What is required: Exactly as they appear, output all of the records. Skip any images.

Provided information:
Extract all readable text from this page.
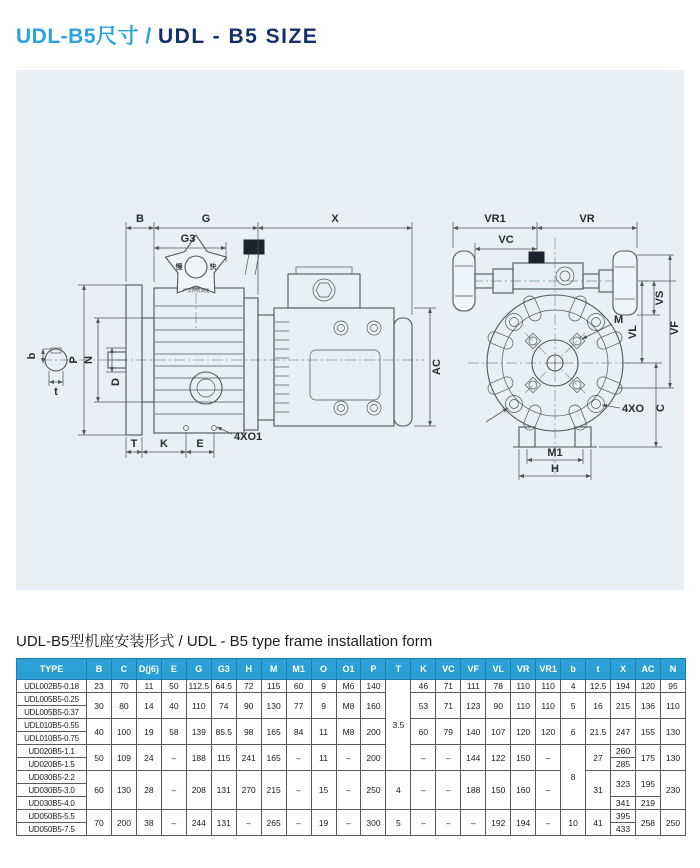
UDL-B5尺寸 / UDL - B5 SIZE
b
t
慢	快
严禁停机调速
B	G	X
G3
P N
D
T K	E
4XO1
AC
VR1	VR
VC
VS
VL	VF
C
M
4XO
M1
H
UDL-B5型机座安装形式 / UDL - B5 type frame installation form
TYPE	B	C	D(j6)	E	G	G3	H	M	M1	O	O1	P	T	K	VC	VF	VL	VR	VR1	b	t	X	AC	N
UDL002B5-0.18	23	70	11	50	112.5	64.5	72	115	60	9	M6	140	3.5	46	71	111	78	110	110	4	12.5	194	120	95
UDL005B5-0.25	30	80	14	40	110	74	90	130	77	9	M8	160		53	71	123	90	110	110	5	16	215	136	110
UDL005B5-0.37																								
UDL010B5-0.55	40	100	19	58	139	85.5	98	165	84	11	M8	200		60	79	140	107	120	120	6	21.5	247	155	130
UDL010B5-0.75																								
UD020B5-1.1	50	109	24	–	188	115	241	165	–	11	–	200		–	–	144	122	150	–	8	27	260	175	130
UD020B5-1.5																						285		
UD030B5-2.2	60	130	28	–	208	131	270	215	–	15	–	250	4	–	–	188	150	160	–		31	323	195	230
UD030B5-3.0																								
UD030B5-4.0																						341	219	
UD050B5-5.5	70	200	38	–	244	131	–	265	–	19	–	300	5	–	–	–	192	194	–	10	41	395	258	250
UD050B5-7.5																						433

Full solution:
Extract all readable text from this page.
UDL-B5尺寸 / UDL - B5 SIZE
b
t
慢	快
严禁停机调速
B	G	X
G3
P N
D
T K	E
4XO1
AC
VR1	VR
VC
VS
VL	VF
C
M
4XO
M1
H
UDL-B5型机座安装形式 / UDL - B5 type frame installation form
TYPE	B	C	D(j6)	E	G	G3	H	M	M1	O	O1	P	T	K	VC	VF	VL	VR	VR1	b	t	X	AC	N
UDL002B5-0.18	23	70	11	50	112.5	64.5	72	115	60	9	M6	140	3.5	46	71	111	78	110	110	4	12.5	194	120	95
UDL005B5-0.25	30	80	14	40	110	74	90	130	77	9	M8	160		53	71	123	90	110	110	5	16	215	136	110
UDL005B5-0.37																								
UDL010B5-0.55	40	100	19	58	139	85.5	98	165	84	11	M8	200		60	79	140	107	120	120	6	21.5	247	155	130
UDL010B5-0.75																								
UD020B5-1.1	50	109	24	–	188	115	241	165	–	11	–	200		–	–	144	122	150	–	8	27	260	175	130
UD020B5-1.5																						285		
UD030B5-2.2	60	130	28	–	208	131	270	215	–	15	–	250	4	–	–	188	150	160	–		31	323	195	230
UD030B5-3.0																								
UD030B5-4.0																						341	219	
UD050B5-5.5	70	200	38	–	244	131	–	265	–	19	–	300	5	–	–	–	192	194	–	10	41	395	258	250
UD050B5-7.5																						433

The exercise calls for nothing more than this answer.